== Brief ==
Check each line of the records below and collect those that include the word "жалоба".

== Working data ==
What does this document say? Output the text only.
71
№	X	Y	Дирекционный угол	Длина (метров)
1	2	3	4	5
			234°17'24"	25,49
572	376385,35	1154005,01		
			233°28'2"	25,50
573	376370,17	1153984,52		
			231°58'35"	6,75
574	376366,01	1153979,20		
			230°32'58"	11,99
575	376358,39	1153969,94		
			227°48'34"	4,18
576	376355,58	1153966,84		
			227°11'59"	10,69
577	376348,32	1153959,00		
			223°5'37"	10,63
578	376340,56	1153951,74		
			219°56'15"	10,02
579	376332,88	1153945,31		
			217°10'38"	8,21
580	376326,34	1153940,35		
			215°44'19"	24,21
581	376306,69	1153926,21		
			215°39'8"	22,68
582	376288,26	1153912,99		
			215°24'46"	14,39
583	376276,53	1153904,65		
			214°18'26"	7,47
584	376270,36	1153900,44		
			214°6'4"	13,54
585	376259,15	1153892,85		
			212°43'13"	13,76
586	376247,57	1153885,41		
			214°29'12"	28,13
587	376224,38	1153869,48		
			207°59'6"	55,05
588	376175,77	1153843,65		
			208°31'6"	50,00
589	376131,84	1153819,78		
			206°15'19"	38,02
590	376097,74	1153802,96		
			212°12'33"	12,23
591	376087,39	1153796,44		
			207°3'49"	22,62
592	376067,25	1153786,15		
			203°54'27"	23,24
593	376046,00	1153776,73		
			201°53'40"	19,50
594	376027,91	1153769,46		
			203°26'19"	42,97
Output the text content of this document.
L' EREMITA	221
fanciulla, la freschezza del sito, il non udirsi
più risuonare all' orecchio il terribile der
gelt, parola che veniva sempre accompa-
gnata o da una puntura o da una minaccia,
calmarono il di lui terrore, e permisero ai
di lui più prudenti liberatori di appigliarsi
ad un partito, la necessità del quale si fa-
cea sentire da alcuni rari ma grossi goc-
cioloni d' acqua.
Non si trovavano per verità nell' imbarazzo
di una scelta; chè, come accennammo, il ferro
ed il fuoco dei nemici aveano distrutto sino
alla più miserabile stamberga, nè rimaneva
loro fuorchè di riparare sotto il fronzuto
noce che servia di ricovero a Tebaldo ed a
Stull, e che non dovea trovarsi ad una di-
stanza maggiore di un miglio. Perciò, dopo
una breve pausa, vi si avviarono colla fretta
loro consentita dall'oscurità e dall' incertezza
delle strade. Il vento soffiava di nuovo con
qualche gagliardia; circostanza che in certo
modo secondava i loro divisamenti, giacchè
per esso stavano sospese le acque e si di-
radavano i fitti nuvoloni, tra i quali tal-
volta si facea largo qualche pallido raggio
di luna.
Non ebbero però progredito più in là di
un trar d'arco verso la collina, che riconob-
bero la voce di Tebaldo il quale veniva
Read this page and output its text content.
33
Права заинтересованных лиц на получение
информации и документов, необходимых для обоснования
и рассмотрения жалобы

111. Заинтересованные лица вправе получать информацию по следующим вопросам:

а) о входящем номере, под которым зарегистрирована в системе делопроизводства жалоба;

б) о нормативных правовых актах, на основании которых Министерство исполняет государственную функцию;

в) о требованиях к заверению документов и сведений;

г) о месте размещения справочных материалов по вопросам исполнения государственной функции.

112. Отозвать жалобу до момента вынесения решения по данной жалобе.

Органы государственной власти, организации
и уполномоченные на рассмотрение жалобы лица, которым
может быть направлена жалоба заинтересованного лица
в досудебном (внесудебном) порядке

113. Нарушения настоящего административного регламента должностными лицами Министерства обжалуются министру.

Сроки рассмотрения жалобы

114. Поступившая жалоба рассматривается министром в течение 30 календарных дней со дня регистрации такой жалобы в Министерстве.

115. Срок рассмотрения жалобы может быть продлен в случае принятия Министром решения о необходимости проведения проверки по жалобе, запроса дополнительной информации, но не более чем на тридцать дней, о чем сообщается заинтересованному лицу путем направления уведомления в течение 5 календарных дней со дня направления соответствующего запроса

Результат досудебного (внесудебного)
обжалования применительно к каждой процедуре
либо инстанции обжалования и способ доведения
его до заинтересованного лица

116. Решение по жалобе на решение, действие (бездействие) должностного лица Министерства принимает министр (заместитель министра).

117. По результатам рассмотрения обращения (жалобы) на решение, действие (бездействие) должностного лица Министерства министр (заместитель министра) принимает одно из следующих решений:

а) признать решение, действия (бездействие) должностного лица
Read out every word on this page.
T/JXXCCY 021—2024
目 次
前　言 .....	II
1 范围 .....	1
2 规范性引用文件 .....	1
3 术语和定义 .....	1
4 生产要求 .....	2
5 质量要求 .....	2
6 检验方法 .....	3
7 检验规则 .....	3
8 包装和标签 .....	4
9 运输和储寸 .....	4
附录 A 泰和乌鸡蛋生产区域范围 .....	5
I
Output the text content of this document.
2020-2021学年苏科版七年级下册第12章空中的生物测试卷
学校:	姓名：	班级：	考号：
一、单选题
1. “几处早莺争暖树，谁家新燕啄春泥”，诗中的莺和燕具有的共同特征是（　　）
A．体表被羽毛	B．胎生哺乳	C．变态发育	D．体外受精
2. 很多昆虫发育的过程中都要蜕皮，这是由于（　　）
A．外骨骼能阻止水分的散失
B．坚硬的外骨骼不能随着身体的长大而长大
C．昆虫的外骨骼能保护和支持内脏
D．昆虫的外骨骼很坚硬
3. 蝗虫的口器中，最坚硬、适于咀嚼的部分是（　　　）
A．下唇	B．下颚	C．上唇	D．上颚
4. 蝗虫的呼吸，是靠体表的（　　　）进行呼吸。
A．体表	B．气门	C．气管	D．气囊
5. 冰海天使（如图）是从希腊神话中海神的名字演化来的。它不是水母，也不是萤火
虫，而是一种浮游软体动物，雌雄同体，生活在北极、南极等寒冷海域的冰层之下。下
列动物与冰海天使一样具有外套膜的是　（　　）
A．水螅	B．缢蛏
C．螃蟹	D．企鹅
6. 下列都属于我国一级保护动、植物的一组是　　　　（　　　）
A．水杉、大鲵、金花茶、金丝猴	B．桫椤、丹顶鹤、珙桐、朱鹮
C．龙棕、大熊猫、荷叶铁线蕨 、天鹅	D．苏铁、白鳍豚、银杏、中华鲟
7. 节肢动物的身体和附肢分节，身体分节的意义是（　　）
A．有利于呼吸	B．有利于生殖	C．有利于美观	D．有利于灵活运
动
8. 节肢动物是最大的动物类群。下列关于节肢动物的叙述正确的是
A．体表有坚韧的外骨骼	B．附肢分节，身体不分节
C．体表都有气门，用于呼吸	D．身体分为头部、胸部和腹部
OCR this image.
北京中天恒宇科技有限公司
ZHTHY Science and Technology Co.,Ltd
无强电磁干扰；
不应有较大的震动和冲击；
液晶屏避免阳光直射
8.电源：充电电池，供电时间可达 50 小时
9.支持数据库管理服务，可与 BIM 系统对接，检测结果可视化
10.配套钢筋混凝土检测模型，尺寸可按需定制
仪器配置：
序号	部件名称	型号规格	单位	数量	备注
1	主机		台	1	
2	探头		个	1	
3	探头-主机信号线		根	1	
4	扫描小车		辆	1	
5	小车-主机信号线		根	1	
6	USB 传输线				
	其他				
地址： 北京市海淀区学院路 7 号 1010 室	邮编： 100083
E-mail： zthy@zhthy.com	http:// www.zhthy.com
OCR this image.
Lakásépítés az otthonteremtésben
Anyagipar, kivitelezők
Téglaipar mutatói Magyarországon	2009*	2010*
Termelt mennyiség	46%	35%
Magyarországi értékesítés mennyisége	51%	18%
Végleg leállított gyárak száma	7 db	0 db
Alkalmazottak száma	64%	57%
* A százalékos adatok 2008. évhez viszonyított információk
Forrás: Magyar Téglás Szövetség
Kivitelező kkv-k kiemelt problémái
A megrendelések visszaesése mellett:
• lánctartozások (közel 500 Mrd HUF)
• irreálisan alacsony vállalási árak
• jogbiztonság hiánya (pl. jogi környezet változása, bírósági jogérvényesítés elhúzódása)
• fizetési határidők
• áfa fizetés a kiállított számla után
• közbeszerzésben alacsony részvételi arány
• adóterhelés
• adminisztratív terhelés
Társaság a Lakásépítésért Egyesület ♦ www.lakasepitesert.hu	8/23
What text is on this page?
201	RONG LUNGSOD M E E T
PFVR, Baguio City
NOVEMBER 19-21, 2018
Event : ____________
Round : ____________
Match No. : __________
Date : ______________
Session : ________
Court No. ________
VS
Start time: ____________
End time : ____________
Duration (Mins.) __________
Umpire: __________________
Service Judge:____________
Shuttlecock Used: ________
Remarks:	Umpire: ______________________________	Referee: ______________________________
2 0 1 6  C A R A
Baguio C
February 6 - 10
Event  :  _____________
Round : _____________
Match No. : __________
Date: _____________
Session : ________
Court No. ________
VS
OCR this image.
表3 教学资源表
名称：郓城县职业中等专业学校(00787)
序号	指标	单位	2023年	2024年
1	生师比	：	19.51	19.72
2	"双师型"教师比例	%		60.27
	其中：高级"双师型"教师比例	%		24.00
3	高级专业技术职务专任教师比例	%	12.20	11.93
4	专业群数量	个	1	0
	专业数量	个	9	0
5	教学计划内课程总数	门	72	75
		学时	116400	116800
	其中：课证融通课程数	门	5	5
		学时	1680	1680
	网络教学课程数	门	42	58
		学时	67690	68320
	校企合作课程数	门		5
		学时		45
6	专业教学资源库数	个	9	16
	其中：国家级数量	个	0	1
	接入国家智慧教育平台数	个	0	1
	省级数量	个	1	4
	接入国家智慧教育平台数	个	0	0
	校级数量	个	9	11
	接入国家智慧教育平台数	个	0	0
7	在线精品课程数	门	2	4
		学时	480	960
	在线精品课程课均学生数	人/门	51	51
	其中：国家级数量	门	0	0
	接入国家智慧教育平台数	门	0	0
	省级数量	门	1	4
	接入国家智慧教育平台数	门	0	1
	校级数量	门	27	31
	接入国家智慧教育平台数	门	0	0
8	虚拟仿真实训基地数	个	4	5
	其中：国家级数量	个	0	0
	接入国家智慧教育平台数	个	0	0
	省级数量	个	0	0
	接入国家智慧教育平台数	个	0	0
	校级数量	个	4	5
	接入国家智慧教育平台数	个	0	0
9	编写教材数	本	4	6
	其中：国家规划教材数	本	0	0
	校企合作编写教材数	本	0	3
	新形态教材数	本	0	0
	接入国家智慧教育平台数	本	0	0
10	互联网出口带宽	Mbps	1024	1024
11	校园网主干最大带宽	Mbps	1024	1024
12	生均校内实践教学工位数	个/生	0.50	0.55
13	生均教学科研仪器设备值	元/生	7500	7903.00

== Complete response ==
а) о входящем номере, под которым зарегистрирована в системе делопроизводства жалоба;
может быть направлена жалоба заинтересованного лица
114. Поступившая жалоба рассматривается министром в течение 30 календарных дней со дня регистрации такой жалобы в Министерстве.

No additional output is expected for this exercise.